#### Exercise objective
Write out the whole listing, matching it exactly.

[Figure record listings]
start

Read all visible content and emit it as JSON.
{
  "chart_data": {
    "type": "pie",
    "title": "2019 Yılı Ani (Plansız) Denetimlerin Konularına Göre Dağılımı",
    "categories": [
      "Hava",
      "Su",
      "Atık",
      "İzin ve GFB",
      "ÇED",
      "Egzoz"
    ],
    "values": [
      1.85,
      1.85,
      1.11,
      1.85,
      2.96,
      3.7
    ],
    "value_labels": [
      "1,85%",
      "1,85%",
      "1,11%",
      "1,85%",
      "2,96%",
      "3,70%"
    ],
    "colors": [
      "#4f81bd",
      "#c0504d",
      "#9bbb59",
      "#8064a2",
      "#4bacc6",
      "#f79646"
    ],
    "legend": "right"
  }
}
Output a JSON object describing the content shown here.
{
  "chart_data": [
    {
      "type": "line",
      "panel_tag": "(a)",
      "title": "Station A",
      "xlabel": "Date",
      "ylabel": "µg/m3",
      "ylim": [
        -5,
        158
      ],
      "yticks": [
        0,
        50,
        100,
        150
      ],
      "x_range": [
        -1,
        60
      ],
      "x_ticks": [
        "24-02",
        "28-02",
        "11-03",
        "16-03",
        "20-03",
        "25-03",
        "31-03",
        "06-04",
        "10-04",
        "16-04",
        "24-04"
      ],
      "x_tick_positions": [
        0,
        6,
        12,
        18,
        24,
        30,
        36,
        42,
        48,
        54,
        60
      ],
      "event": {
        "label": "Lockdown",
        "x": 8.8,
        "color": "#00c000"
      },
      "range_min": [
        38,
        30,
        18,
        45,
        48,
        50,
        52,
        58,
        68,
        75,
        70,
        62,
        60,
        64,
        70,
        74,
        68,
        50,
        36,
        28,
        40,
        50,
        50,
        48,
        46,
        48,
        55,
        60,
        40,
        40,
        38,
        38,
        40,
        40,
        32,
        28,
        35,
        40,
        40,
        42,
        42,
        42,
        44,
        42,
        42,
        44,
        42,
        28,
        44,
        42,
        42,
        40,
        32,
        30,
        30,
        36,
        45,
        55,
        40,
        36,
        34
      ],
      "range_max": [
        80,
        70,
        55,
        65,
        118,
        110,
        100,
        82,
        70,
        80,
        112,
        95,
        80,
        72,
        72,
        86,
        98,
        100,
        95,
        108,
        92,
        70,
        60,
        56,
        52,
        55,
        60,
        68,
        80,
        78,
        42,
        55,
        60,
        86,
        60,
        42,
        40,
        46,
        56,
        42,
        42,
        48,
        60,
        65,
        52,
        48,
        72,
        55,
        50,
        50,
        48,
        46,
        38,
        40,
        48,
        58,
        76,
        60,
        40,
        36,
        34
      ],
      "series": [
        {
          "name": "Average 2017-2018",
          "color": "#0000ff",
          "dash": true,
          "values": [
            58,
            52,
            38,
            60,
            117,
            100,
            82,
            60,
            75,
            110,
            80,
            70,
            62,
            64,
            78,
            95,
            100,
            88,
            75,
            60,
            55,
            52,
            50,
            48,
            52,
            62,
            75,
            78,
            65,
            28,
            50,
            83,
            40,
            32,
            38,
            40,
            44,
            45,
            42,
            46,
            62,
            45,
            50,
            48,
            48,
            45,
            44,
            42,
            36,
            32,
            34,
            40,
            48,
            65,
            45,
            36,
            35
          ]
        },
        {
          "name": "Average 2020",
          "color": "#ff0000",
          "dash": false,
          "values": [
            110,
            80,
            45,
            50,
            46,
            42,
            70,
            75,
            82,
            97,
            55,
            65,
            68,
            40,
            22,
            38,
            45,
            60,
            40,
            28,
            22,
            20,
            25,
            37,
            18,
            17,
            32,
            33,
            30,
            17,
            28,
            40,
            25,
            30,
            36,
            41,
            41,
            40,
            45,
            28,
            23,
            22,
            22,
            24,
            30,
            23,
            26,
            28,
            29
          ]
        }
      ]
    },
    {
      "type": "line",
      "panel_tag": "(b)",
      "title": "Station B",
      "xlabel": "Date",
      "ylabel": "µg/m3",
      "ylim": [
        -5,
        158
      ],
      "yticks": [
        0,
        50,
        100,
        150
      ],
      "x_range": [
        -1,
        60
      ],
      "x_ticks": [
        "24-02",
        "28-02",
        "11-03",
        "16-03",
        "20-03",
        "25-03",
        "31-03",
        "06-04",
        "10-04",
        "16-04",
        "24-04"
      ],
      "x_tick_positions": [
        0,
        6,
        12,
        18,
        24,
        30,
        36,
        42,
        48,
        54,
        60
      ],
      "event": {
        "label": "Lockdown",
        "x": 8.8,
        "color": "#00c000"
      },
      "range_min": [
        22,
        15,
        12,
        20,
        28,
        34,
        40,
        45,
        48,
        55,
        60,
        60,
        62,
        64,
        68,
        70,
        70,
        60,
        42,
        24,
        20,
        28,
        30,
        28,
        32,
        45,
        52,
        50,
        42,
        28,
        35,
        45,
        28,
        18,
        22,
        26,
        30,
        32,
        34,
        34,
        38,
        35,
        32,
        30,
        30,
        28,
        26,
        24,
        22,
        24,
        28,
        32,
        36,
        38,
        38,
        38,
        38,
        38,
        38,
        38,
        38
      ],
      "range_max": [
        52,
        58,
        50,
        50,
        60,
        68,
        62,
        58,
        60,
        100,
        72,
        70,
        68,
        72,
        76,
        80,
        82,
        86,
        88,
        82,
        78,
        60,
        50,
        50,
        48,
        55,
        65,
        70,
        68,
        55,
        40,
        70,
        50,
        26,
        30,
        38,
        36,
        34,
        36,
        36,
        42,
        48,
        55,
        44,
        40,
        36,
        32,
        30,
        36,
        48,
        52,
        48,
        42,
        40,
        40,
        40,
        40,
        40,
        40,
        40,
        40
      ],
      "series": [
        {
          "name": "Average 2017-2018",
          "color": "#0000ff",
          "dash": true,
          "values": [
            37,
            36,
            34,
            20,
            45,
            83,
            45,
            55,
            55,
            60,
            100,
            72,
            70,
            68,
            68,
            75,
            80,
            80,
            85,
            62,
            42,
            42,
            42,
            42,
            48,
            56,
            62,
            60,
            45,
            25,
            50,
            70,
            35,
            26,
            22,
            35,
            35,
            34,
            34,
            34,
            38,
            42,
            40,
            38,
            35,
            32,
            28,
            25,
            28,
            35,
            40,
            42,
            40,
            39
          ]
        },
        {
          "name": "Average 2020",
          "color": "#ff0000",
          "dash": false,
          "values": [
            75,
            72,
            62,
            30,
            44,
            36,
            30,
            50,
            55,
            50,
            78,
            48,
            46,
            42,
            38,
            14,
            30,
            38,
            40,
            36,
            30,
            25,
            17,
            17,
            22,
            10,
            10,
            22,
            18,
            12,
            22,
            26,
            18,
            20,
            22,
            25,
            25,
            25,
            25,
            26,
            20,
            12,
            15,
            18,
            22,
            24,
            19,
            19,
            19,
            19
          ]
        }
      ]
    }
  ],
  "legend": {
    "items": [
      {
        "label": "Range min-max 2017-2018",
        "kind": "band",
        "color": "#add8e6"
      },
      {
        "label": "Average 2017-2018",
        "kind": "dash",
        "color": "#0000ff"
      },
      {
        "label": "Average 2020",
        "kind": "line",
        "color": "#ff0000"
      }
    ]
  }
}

end

#### Task response
Read all visible content and emit it as JSON.
{
  "chart_data": {
    "type": "pie",
    "title": "2019 Yılı Ani (Plansız) Denetimlerin Konularına Göre Dağılımı",
    "categories": [
      "Hava",
      "Su",
      "Atık",
      "İzin ve GFB",
      "ÇED",
      "Egzoz"
    ],
    "values": [
      1.85,
      1.85,
      1.11,
      1.85,
      2.96,
      3.7
    ],
    "value_labels": [
      "1,85%",
      "1,85%",
      "1,11%",
      "1,85%",
      "2,96%",
      "3,70%"
    ],
    "colors": [
      "#4f81bd",
      "#c0504d",
      "#9bbb59",
      "#8064a2",
      "#4bacc6",
      "#f79646"
    ],
    "legend": "right"
  }
}
Output a JSON object describing the content shown here.
{
  "chart_data": [
    {
      "type": "line",
      "panel_tag": "(a)",
      "title": "Station A",
      "xlabel": "Date",
      "ylabel": "µg/m3",
      "ylim": [
        -5,
        158
      ],
      "yticks": [
        0,
        50,
        100,
        150
      ],
      "x_range": [
        -1,
        60
      ],
      "x_ticks": [
        "24-02",
        "28-02",
        "11-03",
        "16-03",
        "20-03",
        "25-03",
        "31-03",
        "06-04",
        "10-04",
        "16-04",
        "24-04"
      ],
      "x_tick_positions": [
        0,
        6,
        12,
        18,
        24,
        30,
        36,
        42,
        48,
        54,
        60
      ],
      "event": {
        "label": "Lockdown",
        "x": 8.8,
        "color": "#00c000"
      },
      "range_min": [
        38,
        30,
        18,
        45,
        48,
        50,
        52,
        58,
        68,
        75,
        70,
        62,
        60,
        64,
        70,
        74,
        68,
        50,
        36,
        28,
        40,
        50,
        50,
        48,
        46,
        48,
        55,
        60,
        40,
        40,
        38,
        38,
        40,
        40,
        32,
        28,
        35,
        40,
        40,
        42,
        42,
        42,
        44,
        42,
        42,
        44,
        42,
        28,
        44,
        42,
        42,
        40,
        32,
        30,
        30,
        36,
        45,
        55,
        40,
        36,
        34
      ],
      "range_max": [
        80,
        70,
        55,
        65,
        118,
        110,
        100,
        82,
        70,
        80,
        112,
        95,
        80,
        72,
        72,
        86,
        98,
        100,
        95,
        108,
        92,
        70,
        60,
        56,
        52,
        55,
        60,
        68,
        80,
        78,
        42,
        55,
        60,
        86,
        60,
        42,
        40,
        46,
        56,
        42,
        42,
        48,
        60,
        65,
        52,
        48,
        72,
        55,
        50,
        50,
        48,
        46,
        38,
        40,
        48,
        58,
        76,
        60,
        40,
        36,
        34
      ],
      "series": [
        {
          "name": "Average 2017-2018",
          "color": "#0000ff",
          "dash": true,
          "values": [
            58,
            52,
            38,
            60,
            117,
            100,
            82,
            60,
            75,
            110,
            80,
            70,
            62,
            64,
            78,
            95,
            100,
            88,
            75,
            60,
            55,
            52,
            50,
            48,
            52,
            62,
            75,
            78,
            65,
            28,
            50,
            83,
            40,
            32,
            38,
            40,
            44,
            45,
            42,
            46,
            62,
            45,
            50,
            48,
            48,
            45,
            44,
            42,
            36,
            32,
            34,
            40,
            48,
            65,
            45,
            36,
            35
          ]
        },
        {
          "name": "Average 2020",
          "color": "#ff0000",
          "dash": false,
          "values": [
            110,
            80,
            45,
            50,
            46,
            42,
            70,
            75,
            82,
            97,
            55,
            65,
            68,
            40,
            22,
            38,
            45,
            60,
            40,
            28,
            22,
            20,
            25,
            37,
            18,
            17,
            32,
            33,
            30,
            17,
            28,
            40,
            25,
            30,
            36,
            41,
            41,
            40,
            45,
            28,
            23,
            22,
            22,
            24,
            30,
            23,
            26,
            28,
            29
          ]
        }
      ]
    },
    {
      "type": "line",
      "panel_tag": "(b)",
      "title": "Station B",
      "xlabel": "Date",
      "ylabel": "µg/m3",
      "ylim": [
        -5,
        158
      ],
      "yticks": [
        0,
        50,
        100,
        150
      ],
      "x_range": [
        -1,
        60
      ],
      "x_ticks": [
        "24-02",
        "28-02",
        "11-03",
        "16-03",
        "20-03",
        "25-03",
        "31-03",
        "06-04",
        "10-04",
        "16-04",
        "24-04"
      ],
      "x_tick_positions": [
        0,
        6,
        12,
        18,
        24,
        30,
        36,
        42,
        48,
        54,
        60
      ],
      "event": {
        "label": "Lockdown",
        "x": 8.8,
        "color": "#00c000"
      },
      "range_min": [
        22,
        15,
        12,
        20,
        28,
        34,
        40,
        45,
        48,
        55,
        60,
        60,
        62,
        64,
        68,
        70,
        70,
        60,
        42,
        24,
        20,
        28,
        30,
        28,
        32,
        45,
        52,
        50,
        42,
        28,
        35,
        45,
        28,
        18,
        22,
        26,
        30,
        32,
        34,
        34,
        38,
        35,
        32,
        30,
        30,
        28,
        26,
        24,
        22,
        24,
        28,
        32,
        36,
        38,
        38,
        38,
        38,
        38,
        38,
        38,
        38
      ],
      "range_max": [
        52,
        58,
        50,
        50,
        60,
        68,
        62,
        58,
        60,
        100,
        72,
        70,
        68,
        72,
        76,
        80,
        82,
        86,
        88,
        82,
        78,
        60,
        50,
        50,
        48,
        55,
        65,
        70,
        68,
        55,
        40,
        70,
        50,
        26,
        30,
        38,
        36,
        34,
        36,
        36,
        42,
        48,
        55,
        44,
        40,
        36,
        32,
        30,
        36,
        48,
        52,
        48,
        42,
        40,
        40,
        40,
        40,
        40,
        40,
        40,
        40
      ],
      "series": [
        {
          "name": "Average 2017-2018",
          "color": "#0000ff",
          "dash": true,
          "values": [
            37,
            36,
            34,
            20,
            45,
            83,
            45,
            55,
            55,
            60,
            100,
            72,
            70,
            68,
            68,
            75,
            80,
            80,
            85,
            62,
            42,
            42,
            42,
            42,
            48,
            56,
            62,
            60,
            45,
            25,
            50,
            70,
            35,
            26,
            22,
            35,
            35,
            34,
            34,
            34,
            38,
            42,
            40,
            38,
            35,
            32,
            28,
            25,
            28,
            35,
            40,
            42,
            40,
            39
          ]
        },
        {
          "name": "Average 2020",
          "color": "#ff0000",
          "dash": false,
          "values": [
            75,
            72,
            62,
            30,
            44,
            36,
            30,
            50,
            55,
            50,
            78,
            48,
            46,
            42,
            38,
            14,
            30,
            38,
            40,
            36,
            30,
            25,
            17,
            17,
            22,
            10,
            10,
            22,
            18,
            12,
            22,
            26,
            18,
            20,
            22,
            25,
            25,
            25,
            25,
            26,
            20,
            12,
            15,
            18,
            22,
            24,
            19,
            19,
            19,
            19
          ]
        }
      ]
    }
  ],
  "legend": {
    "items": [
      {
        "label": "Range min-max 2017-2018",
        "kind": "band",
        "color": "#add8e6"
      },
      {
        "label": "Average 2017-2018",
        "kind": "dash",
        "color": "#0000ff"
      },
      {
        "label": "Average 2020",
        "kind": "line",
        "color": "#ff0000"
      }
    ]
  }
}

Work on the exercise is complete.